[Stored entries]
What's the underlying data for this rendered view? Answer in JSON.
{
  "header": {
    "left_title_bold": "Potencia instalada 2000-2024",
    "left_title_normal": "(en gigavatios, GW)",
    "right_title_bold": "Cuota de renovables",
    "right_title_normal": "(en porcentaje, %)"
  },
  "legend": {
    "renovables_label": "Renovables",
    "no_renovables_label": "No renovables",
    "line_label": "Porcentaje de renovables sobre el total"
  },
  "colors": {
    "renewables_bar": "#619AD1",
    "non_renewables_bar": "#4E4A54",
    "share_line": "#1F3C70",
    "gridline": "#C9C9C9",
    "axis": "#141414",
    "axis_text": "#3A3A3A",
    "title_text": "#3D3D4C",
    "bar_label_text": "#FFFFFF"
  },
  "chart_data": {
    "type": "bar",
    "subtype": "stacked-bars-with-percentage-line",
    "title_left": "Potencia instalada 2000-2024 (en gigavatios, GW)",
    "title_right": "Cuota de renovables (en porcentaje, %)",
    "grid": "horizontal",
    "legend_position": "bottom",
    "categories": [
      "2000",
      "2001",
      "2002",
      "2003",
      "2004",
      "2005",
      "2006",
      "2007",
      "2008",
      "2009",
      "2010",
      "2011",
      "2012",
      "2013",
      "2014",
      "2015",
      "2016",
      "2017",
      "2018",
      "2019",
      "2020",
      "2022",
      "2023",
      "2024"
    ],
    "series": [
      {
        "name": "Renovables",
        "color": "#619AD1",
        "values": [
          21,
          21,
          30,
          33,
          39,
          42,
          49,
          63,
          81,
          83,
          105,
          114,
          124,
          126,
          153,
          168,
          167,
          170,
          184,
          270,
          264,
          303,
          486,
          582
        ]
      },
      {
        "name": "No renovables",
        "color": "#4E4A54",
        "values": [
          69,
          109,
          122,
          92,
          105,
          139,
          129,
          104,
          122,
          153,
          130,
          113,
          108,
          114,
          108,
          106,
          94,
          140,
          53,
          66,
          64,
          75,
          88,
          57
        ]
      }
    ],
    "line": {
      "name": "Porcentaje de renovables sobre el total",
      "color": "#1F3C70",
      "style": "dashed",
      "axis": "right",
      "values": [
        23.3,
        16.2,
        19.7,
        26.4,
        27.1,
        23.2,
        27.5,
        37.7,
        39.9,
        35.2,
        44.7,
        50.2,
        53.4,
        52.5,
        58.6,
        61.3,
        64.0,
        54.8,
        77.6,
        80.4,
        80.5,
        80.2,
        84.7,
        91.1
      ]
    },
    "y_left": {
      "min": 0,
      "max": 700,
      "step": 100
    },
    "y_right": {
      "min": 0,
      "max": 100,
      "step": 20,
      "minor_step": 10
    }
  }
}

§ SET EXERCISE
Report all lines of the material that contain the word "total".

§ THE OUTPUT
    "line_label": "Porcentaje de renovables sobre el total"
      "name": "Porcentaje de renovables sobre el total",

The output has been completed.